EXERCISE AIM –
Filter the listing and keep only the lines with the word "disaster".

EXERCISE MATERIAL –
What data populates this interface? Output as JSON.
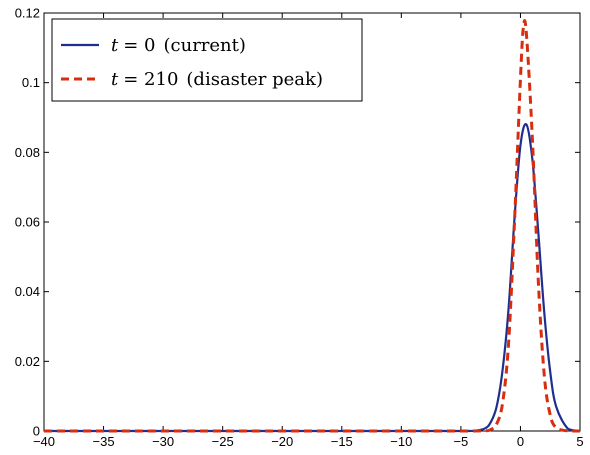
{
  "chart_data": {
    "type": "line",
    "title": "",
    "xlabel": "",
    "ylabel": "",
    "xlim": [
      -40,
      5
    ],
    "ylim": [
      0,
      0.12
    ],
    "x_ticks": [
      -40,
      -35,
      -30,
      -25,
      -20,
      -15,
      -10,
      -5,
      0,
      5
    ],
    "x_tick_labels": [
      "−40",
      "−35",
      "−30",
      "−25",
      "−20",
      "−15",
      "−10",
      "−5",
      "0",
      "5"
    ],
    "y_ticks": [
      0,
      0.02,
      0.04,
      0.06,
      0.08,
      0.1,
      0.12
    ],
    "y_tick_labels": [
      "0",
      "0.02",
      "0.04",
      "0.06",
      "0.08",
      "0.1",
      "0.12"
    ],
    "grid": false,
    "legend_position": "top-left",
    "series": [
      {
        "name": "t = 0 (current)",
        "legend_var": "t",
        "legend_value": "= 0",
        "legend_desc": "(current)",
        "color": "#1f2f8f",
        "style": "solid",
        "x": [
          -40,
          -10,
          -5,
          -4,
          -3,
          -2.5,
          -2,
          -1.5,
          -1,
          -0.5,
          0,
          0.5,
          1,
          1.5,
          2,
          2.5,
          3,
          4,
          5
        ],
        "y": [
          0,
          0,
          1.5e-06,
          4e-05,
          0.0007,
          0.0025,
          0.007,
          0.0175,
          0.035,
          0.061,
          0.082,
          0.088,
          0.078,
          0.057,
          0.034,
          0.017,
          0.007,
          0.0006,
          2e-05
        ]
      },
      {
        "name": "t = 210 (disaster peak)",
        "legend_var": "t",
        "legend_value": "= 210",
        "legend_desc": "(disaster peak)",
        "color": "#d62e0f",
        "style": "dashed",
        "x": [
          -40,
          -10,
          -5,
          -3,
          -2.5,
          -2,
          -1.5,
          -1,
          -0.5,
          0,
          0.25,
          0.5,
          1,
          1.5,
          2,
          2.5,
          3,
          4,
          5
        ],
        "y": [
          0,
          0,
          0,
          5e-05,
          0.0004,
          0.002,
          0.008,
          0.025,
          0.06,
          0.101,
          0.116,
          0.114,
          0.084,
          0.043,
          0.016,
          0.0046,
          0.001,
          2e-05,
          0
        ]
      }
    ]
  }
}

FINISHED TASK –
        "name": "t = 210 (disaster peak)",
        "legend_desc": "(disaster peak)",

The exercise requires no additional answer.